- What this task involves
Print the listing in its entirety and exactly, leaving out images.

┄┄┄┄┄┄┄┄┄┄

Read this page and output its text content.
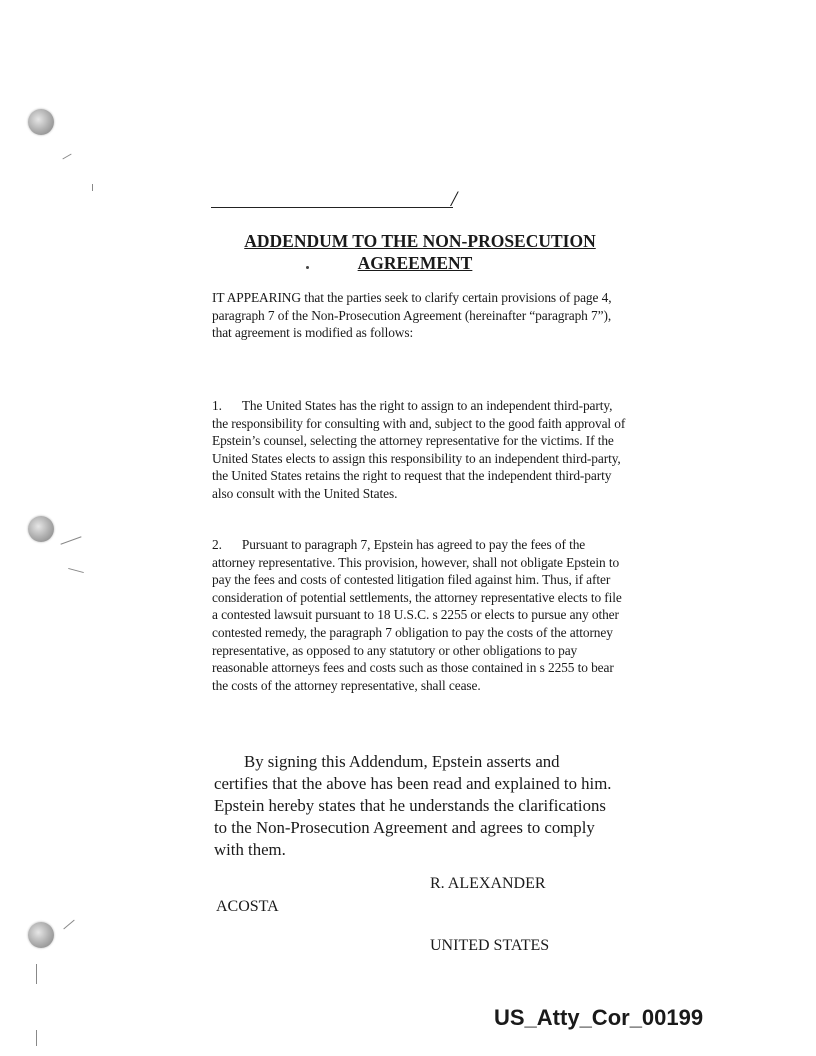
/
ADDENDUM TO THE NON-PROSECUTION
AGREEMENT
IT APPEARING that the parties seek to clarify certain provisions of page 4, paragraph 7 of the Non-Prosecution Agreement (hereinafter “paragraph 7”), that agreement is modified as follows:
1. The United States has the right to assign to an independent third-party, the responsibility for consulting with and, subject to the good faith approval of Epstein’s counsel, selecting the attorney representative for the victims. If the United States elects to assign this responsibility to an independent third-party, the United States retains the right to request that the independent third-party also consult with the United States.
2. Pursuant to paragraph 7, Epstein has agreed to pay the fees of the attorney representative. This provision, however, shall not obligate Epstein to pay the fees and costs of contested litigation filed against him. Thus, if after consideration of potential settlements, the attorney representative elects to file a contested lawsuit pursuant to 18 U.S.C. s 2255 or elects to pursue any other contested remedy, the paragraph 7 obligation to pay the costs of the attorney representative, as opposed to any statutory or other obligations to pay reasonable attorneys fees and costs such as those contained in s 2255 to bear the costs of the attorney representative, shall cease.
By signing this Addendum, Epstein asserts and certifies that the above has been read and explained to him. Epstein hereby states that he understands the clarifications to the Non-Prosecution Agreement and agrees to comply with them.
R. ALEXANDER
ACOSTA
UNITED STATES
US_Atty_Cor_00199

┄┄┄┄┄┄┄┄┄┄

- Task result
Read this page and output its text content.
/
ADDENDUM TO THE NON-PROSECUTION
AGREEMENT
IT APPEARING that the parties seek to clarify certain provisions of page 4, paragraph 7 of the Non-Prosecution Agreement (hereinafter “paragraph 7”), that agreement is modified as follows:
1. The United States has the right to assign to an independent third-party, the responsibility for consulting with and, subject to the good faith approval of Epstein’s counsel, selecting the attorney representative for the victims. If the United States elects to assign this responsibility to an independent third-party, the United States retains the right to request that the independent third-party also consult with the United States.
2. Pursuant to paragraph 7, Epstein has agreed to pay the fees of the attorney representative. This provision, however, shall not obligate Epstein to pay the fees and costs of contested litigation filed against him. Thus, if after consideration of potential settlements, the attorney representative elects to file a contested lawsuit pursuant to 18 U.S.C. s 2255 or elects to pursue any other contested remedy, the paragraph 7 obligation to pay the costs of the attorney representative, as opposed to any statutory or other obligations to pay reasonable attorneys fees and costs such as those contained in s 2255 to bear the costs of the attorney representative, shall cease.
By signing this Addendum, Epstein asserts and certifies that the above has been read and explained to him. Epstein hereby states that he understands the clarifications to the Non-Prosecution Agreement and agrees to comply with them.
R. ALEXANDER
ACOSTA
UNITED STATES
US_Atty_Cor_00199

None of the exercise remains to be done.